SET EXERCISE A
In the passage on immutable server infrastructure, return everything from "The foundation of" down to "configured server instance.".
SET EXERCISE B
For each statement, say whether the passage on immutable server infrastructure supports it, and quote the words that decide it: (i) The key guideline of an immutable infrastructure is that a running server is never modified. (ii) The Phoenix Server pattern developed as a result of the immutable server concept. (iii) The origin image includes baseline components such as the running Linux distribution and installed packages.
SET EXERCISE C
Answer these questions from the passage on immutable server infrastructure:
(i) What is a server whose state has drifted from its original definition known as?
(ii) According to the Phoenix Server pattern, what should be done with servers?
(iii) What is the foundation of a successful immutable infrastructure?

PAGE EXCERPT
An immutable server infrastructure provides a level of control and testability to maintain a healthy and stable environment for all components that never deviate from a source definition. The key guideline behind an immutable infrastructure is that you never modify a running server. If a change is required, you instead completely replace the server with a new instance that contains the update or change. The new server instance is created with an origin image that is built upon, or a restored image from a previously defined server state. You can version control and tag your images for easy rollback and distribution. The image contains all the application code, runtime dependencies and configuration–in essence, the state needed for the software to run as expected.
The immutable infrastructure approach to server management is a response to more traditional methods that rely on configuration management tools or one-off changes to maintain, update, and patch running server instances. With time, this method alone can lead to the slow drift of a server’s state from its original definition which can become difficult and time consuming to manage and debug (creating what is known as a snowflake server). Configuration synchronization can keep servers up to date, but any element that is not controlled by the configuration management tool can potentially introduce a point of drift. An immutable server, as a concept, naturally developed as result of the Phoenix Server pattern. This pattern asserts that servers should be destroyed frequently and then rebuilt with a base image. The concept of immutability goes one step further and restricts a production server from ever being adjusted.
The foundation of a successful immutable infrastructure is the server image. Below is a high-level outline of the steps involved in creating a source of truth production image that can be reliably deployed across many servers:
Create an origin image to boot a server instance on a Linode. This will include baseline components like the running Linux distribution and installed packages.
Create a new server image from the configured server instance.

(Region and label listings)
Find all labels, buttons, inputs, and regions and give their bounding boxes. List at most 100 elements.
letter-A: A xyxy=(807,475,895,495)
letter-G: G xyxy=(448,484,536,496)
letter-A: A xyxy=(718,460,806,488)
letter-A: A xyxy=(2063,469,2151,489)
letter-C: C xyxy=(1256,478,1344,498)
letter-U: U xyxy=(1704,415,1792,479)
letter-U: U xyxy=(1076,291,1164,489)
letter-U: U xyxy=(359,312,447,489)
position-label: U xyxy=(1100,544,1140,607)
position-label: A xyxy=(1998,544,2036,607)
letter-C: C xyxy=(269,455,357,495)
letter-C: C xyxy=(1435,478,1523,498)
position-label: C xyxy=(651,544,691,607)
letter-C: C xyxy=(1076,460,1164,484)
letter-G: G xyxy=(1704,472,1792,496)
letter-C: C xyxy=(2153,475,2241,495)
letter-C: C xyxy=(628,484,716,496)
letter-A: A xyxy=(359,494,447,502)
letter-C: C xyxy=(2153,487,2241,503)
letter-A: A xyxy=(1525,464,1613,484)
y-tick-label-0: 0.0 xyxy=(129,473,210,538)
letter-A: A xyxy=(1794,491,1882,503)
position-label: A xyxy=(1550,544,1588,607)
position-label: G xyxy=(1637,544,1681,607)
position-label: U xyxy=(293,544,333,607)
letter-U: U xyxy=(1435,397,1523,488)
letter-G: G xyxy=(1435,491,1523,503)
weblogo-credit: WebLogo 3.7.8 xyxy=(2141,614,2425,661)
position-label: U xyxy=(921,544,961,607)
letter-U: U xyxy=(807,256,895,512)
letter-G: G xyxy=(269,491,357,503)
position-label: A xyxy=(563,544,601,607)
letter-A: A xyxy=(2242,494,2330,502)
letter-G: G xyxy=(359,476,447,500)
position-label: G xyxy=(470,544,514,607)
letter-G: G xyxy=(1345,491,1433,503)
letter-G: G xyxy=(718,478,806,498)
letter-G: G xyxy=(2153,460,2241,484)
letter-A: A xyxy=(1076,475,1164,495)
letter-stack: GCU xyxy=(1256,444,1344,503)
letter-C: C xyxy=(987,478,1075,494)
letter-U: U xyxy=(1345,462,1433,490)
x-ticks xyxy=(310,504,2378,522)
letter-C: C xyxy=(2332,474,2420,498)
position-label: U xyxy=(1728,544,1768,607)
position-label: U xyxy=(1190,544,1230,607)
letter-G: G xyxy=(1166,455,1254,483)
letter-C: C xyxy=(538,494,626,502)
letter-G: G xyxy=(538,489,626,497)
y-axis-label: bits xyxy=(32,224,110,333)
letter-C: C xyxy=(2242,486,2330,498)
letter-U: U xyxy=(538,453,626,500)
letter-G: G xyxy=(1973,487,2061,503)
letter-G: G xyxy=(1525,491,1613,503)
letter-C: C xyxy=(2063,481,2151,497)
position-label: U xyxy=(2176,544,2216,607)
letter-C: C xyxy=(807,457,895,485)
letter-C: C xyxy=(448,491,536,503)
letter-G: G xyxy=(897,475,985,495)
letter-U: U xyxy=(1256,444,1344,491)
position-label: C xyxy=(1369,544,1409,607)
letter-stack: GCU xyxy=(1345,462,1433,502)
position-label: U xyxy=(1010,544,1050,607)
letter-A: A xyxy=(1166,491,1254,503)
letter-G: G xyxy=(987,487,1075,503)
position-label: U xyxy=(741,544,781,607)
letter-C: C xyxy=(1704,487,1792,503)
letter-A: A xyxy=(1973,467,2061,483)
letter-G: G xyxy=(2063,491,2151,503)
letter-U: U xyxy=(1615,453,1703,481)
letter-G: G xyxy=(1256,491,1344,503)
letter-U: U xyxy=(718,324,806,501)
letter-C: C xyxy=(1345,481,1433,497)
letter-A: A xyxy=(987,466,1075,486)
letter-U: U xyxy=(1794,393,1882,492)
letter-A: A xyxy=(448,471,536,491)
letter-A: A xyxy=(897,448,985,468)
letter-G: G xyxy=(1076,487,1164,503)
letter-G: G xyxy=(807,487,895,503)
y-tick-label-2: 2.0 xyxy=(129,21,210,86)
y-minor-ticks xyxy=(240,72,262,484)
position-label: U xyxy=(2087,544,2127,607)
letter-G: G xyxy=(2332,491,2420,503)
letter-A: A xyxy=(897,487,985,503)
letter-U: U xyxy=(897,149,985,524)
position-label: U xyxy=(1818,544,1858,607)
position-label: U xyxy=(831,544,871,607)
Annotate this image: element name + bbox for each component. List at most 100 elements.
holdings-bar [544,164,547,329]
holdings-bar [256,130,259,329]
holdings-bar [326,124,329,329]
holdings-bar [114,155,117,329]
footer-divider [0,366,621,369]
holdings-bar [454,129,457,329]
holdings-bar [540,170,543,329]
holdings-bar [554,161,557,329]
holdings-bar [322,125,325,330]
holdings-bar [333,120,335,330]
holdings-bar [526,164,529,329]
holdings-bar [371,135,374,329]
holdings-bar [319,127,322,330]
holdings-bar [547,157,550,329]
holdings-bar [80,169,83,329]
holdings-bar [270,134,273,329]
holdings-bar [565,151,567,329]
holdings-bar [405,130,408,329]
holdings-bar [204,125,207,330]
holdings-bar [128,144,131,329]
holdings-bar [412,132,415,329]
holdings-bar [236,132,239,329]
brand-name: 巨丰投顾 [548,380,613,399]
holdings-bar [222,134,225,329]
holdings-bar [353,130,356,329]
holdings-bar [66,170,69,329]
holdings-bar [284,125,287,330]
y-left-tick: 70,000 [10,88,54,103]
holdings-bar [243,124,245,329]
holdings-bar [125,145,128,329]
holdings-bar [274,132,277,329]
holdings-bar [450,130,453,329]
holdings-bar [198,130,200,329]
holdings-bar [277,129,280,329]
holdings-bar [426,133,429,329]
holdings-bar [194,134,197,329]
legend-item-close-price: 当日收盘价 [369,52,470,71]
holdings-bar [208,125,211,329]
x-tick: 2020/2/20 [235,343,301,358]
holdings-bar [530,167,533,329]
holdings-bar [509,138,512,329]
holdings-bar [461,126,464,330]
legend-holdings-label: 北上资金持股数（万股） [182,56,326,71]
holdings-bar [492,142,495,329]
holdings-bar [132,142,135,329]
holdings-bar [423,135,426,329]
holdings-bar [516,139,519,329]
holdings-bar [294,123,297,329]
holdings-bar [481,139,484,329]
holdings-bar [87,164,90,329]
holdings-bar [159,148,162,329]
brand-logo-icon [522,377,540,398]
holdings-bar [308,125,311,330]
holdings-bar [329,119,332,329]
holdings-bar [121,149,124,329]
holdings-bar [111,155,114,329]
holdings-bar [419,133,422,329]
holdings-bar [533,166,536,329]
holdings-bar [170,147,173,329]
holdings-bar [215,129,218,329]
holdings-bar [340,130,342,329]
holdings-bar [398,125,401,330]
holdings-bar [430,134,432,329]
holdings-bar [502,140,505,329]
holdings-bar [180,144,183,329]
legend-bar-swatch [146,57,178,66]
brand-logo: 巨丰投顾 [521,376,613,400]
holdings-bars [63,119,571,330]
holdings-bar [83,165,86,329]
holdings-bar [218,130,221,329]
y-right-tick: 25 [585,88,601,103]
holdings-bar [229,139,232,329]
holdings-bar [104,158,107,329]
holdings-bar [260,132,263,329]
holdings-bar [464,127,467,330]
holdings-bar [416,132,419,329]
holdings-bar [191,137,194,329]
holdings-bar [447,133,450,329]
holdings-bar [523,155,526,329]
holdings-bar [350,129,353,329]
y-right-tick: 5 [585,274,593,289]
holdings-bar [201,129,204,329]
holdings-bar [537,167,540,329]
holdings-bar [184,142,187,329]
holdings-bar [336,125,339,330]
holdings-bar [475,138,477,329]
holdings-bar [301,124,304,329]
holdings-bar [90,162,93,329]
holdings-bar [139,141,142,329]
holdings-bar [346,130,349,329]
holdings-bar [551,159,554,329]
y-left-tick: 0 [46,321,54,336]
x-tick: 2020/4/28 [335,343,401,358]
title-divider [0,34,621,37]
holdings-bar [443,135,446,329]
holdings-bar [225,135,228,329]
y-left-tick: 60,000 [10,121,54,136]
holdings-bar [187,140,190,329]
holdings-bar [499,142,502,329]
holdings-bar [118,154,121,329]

TASK OUTPUT A
The foundation of a successful immutable infrastructure is the server image. Below is a high-level outline of the steps involved in creating a source of truth production image that can be reliably deployed across many servers:
Create an origin image to boot a server instance on a Linode. This will include baseline components like the running Linux distribution and installed packages.
Create a new server image from the configured server instance.

TASK OUTPUT B
(i) Yes: "The key guideline behind an immutable infrastructure is that you never modify a running server."
(ii) No: "An immutable server, as a concept, naturally developed as result of the Phoenix Server pattern."
(iii) Yes: "This will include baseline components like the running Linux distribution and installed packages."

TASK OUTPUT C
(i) A snowflake server.
(ii) They should be destroyed frequently and then rebuilt with a base image.
(iii) The server image.